Give a count of the lines below that have the string "Geraldine" in them, with no other words.

[BEGIN THE DATA]

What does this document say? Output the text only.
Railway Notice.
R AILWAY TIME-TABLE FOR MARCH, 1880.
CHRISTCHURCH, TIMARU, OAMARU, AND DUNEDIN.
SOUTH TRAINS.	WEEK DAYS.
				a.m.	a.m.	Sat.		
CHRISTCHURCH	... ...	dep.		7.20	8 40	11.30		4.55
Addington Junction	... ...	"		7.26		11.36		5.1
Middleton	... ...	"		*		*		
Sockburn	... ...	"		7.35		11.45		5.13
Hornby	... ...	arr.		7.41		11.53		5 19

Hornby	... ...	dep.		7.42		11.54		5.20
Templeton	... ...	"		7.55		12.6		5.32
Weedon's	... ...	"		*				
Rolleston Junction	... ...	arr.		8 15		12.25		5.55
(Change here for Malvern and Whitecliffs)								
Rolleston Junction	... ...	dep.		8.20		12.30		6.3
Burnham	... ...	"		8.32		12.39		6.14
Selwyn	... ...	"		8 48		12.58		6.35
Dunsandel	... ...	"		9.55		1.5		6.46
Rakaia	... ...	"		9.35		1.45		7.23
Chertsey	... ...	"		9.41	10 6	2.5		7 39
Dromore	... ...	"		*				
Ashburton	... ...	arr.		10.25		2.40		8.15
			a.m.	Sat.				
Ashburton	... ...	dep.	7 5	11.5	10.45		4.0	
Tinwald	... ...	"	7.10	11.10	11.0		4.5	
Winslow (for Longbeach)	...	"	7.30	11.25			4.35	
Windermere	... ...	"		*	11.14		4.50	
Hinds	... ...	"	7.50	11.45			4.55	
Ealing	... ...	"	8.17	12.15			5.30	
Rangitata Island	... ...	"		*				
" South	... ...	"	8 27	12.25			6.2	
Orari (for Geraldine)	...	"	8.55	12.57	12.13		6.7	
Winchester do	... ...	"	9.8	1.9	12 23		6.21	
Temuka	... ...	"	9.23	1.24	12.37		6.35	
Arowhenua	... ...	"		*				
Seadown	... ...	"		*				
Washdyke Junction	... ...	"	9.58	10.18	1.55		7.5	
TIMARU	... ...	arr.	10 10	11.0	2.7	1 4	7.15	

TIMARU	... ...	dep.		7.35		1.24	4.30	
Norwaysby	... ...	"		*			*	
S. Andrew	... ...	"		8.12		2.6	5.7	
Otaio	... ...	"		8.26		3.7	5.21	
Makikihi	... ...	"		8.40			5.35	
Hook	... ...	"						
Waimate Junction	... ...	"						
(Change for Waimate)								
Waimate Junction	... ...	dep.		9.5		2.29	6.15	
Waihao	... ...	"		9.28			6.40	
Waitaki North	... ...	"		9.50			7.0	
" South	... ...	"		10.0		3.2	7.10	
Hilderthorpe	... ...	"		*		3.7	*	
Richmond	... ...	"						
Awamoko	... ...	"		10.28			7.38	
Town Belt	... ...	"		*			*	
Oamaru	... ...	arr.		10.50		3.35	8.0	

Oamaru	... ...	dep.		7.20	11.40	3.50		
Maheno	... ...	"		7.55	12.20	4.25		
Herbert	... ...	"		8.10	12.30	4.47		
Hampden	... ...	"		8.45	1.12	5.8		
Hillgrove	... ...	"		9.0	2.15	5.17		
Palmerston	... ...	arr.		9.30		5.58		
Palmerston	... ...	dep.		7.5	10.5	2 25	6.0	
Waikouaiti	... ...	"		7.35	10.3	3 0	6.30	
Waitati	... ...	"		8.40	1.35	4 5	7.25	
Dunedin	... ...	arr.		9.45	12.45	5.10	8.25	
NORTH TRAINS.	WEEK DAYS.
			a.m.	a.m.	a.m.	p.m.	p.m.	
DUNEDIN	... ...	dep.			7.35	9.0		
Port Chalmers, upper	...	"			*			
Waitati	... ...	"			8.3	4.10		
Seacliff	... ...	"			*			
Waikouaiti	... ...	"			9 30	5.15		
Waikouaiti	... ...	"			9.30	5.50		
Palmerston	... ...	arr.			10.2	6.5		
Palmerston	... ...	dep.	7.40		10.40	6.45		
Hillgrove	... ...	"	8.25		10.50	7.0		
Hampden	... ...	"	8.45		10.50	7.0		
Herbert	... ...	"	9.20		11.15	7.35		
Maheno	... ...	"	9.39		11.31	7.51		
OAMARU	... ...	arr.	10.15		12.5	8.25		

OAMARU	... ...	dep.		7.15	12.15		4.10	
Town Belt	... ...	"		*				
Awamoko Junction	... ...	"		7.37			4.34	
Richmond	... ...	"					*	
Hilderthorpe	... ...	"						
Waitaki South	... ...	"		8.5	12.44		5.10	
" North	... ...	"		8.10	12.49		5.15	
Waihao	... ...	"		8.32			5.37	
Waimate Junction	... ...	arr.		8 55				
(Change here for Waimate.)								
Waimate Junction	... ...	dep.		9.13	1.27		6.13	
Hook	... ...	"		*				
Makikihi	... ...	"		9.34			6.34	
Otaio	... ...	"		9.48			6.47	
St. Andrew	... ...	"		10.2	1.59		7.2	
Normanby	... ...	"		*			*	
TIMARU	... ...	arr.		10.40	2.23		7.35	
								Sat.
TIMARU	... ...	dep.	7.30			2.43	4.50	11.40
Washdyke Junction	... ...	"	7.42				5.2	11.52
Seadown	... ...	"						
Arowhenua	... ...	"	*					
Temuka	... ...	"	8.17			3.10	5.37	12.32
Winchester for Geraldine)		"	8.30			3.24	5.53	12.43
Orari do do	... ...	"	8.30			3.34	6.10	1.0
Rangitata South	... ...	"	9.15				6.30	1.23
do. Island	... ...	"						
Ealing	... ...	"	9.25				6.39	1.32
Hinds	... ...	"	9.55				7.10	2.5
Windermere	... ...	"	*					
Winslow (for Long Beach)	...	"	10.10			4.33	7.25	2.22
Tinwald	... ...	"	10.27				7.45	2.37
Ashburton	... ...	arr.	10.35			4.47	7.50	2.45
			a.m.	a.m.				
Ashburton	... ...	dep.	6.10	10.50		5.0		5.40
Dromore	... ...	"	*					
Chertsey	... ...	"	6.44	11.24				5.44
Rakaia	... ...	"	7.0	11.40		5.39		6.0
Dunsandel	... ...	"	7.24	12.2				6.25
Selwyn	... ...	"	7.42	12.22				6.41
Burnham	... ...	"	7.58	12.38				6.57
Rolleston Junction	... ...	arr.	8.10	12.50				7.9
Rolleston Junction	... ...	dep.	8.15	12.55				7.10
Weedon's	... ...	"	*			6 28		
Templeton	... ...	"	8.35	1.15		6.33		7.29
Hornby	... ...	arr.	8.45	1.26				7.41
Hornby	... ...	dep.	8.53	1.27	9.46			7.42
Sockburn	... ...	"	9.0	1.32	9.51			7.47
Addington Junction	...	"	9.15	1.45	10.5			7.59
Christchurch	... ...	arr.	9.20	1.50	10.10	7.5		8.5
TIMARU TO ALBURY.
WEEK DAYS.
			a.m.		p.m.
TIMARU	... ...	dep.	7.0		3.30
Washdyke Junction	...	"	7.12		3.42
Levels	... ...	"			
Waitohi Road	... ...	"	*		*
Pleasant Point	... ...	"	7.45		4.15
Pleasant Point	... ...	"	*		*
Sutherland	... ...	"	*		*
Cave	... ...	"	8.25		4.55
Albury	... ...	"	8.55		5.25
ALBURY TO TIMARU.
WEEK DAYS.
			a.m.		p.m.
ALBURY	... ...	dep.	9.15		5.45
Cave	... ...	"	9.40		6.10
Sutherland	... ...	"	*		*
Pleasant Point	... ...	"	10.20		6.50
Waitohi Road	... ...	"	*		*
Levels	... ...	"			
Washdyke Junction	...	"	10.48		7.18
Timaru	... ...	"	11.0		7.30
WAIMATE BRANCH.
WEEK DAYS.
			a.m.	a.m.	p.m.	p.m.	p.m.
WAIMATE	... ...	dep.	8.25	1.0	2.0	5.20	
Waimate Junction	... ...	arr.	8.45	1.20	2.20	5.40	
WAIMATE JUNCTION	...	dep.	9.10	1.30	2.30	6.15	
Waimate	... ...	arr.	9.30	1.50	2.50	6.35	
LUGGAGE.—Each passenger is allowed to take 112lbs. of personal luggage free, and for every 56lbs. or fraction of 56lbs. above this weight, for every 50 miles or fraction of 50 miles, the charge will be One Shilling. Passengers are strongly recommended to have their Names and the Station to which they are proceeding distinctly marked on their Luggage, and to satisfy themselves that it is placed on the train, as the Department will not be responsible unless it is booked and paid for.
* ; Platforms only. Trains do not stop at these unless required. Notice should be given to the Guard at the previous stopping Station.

[END THE DATA]

> _ANSWER TO THIS TASK_:
2